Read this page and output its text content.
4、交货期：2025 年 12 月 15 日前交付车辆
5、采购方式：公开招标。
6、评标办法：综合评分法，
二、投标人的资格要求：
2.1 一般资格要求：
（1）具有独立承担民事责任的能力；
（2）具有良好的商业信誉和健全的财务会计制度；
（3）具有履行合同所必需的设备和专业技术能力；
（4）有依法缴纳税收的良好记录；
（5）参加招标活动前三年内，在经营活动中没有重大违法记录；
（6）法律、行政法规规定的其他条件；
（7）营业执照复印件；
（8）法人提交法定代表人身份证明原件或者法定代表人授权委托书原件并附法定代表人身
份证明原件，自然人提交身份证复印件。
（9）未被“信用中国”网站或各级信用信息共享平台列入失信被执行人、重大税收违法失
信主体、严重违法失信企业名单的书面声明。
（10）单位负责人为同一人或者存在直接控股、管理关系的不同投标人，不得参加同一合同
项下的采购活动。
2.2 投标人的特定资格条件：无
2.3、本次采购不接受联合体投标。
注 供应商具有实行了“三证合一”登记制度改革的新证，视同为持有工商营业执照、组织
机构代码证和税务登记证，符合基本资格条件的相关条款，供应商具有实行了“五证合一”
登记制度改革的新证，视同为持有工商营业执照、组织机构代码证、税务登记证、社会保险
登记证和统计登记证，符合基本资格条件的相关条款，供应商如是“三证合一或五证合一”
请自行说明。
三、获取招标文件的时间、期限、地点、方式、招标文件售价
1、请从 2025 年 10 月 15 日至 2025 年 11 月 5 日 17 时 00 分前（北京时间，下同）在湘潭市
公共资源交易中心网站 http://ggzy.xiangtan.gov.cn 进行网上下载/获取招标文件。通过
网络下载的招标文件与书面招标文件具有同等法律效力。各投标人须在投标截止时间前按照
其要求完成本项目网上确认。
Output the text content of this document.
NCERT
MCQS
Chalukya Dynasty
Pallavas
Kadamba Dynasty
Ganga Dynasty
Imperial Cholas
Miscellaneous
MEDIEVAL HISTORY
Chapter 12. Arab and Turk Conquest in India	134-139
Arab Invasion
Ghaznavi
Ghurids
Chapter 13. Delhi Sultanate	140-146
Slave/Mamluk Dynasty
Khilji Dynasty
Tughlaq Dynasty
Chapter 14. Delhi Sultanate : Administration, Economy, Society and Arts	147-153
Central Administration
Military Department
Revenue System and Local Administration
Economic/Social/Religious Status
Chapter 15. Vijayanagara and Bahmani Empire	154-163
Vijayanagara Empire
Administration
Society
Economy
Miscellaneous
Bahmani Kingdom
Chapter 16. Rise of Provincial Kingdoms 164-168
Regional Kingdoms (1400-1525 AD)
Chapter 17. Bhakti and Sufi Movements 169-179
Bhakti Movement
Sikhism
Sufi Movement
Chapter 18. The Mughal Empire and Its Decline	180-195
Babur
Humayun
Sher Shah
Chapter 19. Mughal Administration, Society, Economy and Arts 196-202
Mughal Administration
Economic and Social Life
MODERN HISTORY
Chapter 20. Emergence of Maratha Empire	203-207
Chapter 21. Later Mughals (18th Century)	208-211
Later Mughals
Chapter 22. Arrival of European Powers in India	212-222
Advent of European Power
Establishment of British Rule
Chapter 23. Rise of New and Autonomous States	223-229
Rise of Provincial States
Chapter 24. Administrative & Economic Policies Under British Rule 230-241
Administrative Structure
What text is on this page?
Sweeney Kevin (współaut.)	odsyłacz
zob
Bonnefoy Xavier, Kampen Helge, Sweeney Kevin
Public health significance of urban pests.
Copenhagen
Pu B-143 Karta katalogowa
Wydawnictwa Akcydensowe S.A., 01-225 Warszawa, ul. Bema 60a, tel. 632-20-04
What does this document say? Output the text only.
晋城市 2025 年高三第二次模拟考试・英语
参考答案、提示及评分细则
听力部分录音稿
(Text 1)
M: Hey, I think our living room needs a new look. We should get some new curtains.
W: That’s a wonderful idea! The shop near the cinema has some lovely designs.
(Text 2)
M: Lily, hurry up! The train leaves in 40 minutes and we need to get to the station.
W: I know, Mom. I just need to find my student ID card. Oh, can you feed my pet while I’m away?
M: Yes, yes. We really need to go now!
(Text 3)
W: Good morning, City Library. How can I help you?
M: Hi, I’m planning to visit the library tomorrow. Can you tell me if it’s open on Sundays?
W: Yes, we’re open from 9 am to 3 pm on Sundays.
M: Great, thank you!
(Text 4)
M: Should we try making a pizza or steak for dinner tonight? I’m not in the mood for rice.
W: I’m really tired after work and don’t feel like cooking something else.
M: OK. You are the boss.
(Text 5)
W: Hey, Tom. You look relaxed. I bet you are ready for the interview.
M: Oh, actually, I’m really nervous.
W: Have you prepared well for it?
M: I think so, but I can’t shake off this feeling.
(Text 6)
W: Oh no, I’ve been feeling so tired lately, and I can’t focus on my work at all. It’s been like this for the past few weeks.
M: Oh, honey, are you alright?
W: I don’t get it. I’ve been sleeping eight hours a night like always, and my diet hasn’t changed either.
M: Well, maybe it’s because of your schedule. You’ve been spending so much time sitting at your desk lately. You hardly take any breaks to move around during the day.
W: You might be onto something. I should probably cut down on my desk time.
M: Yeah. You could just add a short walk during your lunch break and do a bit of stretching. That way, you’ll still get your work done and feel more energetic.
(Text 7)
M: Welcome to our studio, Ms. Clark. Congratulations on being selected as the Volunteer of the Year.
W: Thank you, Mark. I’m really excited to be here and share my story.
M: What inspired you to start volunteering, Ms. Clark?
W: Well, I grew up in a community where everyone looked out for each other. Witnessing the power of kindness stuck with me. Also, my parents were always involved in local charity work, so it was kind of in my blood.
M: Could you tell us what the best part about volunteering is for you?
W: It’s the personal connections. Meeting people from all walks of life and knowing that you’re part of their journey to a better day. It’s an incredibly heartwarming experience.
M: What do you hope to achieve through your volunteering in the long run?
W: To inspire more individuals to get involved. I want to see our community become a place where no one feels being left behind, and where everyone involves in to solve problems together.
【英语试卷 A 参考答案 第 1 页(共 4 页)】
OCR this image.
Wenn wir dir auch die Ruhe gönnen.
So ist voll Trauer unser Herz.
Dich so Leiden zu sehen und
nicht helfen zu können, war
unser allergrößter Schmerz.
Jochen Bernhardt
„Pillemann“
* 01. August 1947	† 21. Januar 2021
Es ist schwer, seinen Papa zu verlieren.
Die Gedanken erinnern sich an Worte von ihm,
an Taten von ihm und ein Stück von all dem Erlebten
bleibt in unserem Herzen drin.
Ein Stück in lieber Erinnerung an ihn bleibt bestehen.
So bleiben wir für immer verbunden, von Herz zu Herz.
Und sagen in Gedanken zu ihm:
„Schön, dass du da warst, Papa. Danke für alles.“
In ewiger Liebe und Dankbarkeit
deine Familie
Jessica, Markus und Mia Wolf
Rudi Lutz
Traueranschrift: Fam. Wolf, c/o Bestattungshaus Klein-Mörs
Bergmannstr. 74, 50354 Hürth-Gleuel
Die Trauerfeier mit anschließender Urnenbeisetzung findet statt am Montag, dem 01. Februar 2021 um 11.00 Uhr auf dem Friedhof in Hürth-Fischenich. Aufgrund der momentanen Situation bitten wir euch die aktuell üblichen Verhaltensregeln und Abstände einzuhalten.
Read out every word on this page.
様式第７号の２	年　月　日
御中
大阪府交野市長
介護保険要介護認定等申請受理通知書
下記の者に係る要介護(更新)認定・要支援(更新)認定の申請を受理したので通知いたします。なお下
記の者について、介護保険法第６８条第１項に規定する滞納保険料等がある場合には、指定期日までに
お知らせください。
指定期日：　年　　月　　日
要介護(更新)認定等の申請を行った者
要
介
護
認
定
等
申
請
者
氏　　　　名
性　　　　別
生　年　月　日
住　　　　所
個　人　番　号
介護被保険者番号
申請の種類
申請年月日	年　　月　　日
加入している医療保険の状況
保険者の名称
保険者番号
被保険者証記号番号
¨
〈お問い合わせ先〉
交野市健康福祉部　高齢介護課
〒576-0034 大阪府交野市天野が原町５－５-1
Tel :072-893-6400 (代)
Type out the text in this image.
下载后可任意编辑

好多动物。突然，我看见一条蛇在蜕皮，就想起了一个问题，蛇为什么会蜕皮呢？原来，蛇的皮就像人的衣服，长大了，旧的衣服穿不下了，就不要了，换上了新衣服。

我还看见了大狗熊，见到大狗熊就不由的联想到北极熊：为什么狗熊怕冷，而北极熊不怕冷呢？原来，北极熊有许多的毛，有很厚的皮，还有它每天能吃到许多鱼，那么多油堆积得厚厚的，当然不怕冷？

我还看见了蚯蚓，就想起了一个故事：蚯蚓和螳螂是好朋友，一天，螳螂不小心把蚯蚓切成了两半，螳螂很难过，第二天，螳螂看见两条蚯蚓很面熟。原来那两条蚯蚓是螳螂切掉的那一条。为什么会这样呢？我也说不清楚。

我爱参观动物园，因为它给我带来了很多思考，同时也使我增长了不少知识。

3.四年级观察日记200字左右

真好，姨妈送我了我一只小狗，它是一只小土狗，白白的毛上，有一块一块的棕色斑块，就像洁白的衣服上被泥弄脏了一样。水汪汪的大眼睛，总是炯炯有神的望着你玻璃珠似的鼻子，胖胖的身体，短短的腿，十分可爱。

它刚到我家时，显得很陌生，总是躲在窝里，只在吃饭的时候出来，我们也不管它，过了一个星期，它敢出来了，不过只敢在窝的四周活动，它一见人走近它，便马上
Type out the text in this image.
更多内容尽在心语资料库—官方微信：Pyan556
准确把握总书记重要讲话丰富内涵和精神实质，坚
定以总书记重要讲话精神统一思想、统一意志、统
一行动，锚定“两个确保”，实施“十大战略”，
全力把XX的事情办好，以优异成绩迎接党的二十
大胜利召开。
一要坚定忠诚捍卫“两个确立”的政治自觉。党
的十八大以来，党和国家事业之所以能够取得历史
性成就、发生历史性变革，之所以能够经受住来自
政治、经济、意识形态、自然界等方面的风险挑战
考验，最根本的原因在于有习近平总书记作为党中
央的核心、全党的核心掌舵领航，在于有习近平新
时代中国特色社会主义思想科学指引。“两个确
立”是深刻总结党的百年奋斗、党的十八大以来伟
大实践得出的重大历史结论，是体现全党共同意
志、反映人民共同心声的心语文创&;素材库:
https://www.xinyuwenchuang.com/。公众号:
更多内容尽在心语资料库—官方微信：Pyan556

···

**WHAT IS NEEDED**
Read the entries above, then pull out the lines that include "something".

**WRITTEN ANSWER**
W: I’m really tired after work and don’t feel like cooking something else.
W: You might be onto something. I should probably cut down on my desk time.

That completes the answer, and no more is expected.